** start Available records **

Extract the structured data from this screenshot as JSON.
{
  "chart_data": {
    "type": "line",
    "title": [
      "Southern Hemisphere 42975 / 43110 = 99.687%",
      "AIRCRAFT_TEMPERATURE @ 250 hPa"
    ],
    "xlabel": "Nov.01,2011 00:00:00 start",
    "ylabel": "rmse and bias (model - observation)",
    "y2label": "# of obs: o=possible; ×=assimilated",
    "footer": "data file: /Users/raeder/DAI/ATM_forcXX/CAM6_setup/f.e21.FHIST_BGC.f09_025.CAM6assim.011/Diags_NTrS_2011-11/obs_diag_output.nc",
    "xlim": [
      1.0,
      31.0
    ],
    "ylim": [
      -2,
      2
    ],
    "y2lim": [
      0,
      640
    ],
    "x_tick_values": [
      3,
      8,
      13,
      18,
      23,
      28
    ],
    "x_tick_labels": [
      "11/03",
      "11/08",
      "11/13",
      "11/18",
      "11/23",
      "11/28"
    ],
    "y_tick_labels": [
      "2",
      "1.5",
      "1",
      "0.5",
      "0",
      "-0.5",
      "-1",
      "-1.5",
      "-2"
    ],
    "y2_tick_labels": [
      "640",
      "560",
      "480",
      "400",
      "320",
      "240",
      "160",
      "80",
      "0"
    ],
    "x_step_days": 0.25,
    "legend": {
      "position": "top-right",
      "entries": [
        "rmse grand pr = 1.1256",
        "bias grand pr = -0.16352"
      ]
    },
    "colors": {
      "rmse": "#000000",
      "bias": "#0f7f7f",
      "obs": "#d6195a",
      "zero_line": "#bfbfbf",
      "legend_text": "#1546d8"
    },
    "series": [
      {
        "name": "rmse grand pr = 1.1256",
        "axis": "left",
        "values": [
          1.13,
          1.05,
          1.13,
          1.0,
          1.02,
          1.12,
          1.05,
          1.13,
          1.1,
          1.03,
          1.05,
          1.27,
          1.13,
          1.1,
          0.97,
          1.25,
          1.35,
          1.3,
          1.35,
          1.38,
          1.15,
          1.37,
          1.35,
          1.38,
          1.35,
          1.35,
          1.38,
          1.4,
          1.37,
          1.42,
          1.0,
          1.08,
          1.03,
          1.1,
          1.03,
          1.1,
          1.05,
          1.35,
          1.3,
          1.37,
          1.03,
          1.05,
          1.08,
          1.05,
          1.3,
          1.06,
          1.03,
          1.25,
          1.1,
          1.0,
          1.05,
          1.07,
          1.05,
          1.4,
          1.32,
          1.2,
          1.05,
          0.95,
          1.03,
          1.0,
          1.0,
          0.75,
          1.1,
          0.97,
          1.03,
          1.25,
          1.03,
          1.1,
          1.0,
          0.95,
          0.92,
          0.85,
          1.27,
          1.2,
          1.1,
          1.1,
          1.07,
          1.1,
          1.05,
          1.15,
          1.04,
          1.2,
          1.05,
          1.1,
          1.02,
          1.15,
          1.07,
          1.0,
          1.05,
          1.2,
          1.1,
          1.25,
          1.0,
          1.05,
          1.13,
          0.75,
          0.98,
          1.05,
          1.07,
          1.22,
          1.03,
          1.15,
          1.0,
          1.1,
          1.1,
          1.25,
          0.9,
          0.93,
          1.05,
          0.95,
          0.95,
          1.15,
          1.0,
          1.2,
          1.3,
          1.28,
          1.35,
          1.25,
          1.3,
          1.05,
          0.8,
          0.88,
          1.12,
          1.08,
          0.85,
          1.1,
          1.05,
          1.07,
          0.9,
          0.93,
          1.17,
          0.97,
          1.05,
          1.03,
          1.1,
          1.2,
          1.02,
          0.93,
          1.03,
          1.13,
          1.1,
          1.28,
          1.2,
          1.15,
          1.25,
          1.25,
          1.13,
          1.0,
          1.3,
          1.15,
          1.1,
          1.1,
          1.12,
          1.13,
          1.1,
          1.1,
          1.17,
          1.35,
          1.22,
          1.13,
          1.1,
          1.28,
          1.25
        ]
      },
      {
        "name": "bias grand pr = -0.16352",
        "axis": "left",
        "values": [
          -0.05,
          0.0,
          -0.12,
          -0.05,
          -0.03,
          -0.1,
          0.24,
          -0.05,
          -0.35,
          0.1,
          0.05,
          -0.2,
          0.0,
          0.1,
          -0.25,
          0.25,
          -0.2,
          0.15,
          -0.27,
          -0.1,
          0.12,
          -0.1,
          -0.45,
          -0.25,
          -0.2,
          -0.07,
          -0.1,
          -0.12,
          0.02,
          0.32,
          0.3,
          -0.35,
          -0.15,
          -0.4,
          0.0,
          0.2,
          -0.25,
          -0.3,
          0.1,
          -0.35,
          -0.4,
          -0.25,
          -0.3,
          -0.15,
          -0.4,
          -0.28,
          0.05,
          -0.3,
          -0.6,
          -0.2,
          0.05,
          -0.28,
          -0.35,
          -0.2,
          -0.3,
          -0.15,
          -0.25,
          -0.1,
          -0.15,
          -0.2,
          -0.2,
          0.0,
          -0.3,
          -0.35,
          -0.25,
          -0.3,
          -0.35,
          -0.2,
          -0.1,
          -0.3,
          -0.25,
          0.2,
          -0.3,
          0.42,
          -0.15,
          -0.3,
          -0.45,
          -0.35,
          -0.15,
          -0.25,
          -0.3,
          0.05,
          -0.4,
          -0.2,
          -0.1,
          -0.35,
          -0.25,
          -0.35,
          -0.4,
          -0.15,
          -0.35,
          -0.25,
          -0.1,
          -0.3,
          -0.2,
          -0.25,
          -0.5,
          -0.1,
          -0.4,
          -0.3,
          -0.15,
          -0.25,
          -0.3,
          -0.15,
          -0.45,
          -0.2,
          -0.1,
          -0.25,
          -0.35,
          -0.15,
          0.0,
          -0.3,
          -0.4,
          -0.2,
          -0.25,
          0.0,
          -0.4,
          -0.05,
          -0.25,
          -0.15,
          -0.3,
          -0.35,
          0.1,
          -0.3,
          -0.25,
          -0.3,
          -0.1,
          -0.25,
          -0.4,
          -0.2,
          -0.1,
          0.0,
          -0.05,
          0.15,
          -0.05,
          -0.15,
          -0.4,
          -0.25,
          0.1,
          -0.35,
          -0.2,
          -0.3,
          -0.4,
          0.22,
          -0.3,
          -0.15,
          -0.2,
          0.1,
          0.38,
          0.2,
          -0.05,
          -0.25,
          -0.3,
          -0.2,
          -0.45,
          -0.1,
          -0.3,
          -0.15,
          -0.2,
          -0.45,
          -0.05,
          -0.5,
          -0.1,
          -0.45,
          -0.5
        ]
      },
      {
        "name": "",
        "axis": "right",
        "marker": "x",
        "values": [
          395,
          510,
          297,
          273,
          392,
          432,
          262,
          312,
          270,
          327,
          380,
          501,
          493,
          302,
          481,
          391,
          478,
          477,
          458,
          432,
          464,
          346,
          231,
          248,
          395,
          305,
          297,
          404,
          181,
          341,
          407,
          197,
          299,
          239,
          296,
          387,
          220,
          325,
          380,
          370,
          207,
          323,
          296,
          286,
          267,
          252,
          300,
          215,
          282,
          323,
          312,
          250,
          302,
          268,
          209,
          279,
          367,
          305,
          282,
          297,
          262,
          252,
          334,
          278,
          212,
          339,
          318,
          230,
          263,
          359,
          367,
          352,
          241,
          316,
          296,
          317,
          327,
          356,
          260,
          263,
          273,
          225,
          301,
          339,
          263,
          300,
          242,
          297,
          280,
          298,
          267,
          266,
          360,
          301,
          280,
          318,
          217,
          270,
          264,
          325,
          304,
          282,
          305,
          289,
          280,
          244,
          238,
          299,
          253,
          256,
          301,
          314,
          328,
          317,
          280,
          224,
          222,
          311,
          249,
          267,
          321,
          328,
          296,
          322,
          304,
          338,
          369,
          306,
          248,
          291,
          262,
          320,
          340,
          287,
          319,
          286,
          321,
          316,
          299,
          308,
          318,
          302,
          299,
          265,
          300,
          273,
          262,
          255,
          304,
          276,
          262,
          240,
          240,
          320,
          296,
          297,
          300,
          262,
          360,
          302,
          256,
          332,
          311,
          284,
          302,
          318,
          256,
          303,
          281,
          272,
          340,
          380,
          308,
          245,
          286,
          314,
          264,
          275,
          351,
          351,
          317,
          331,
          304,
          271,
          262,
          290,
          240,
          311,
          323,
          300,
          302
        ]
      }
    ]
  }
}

** end Available records **

Directions:
Copy each line above that contains the string "grand".

Problem solution:
        "rmse grand pr = 1.1256",
        "bias grand pr = -0.16352"
        "name": "rmse grand pr = 1.1256",
        "name": "bias grand pr = -0.16352",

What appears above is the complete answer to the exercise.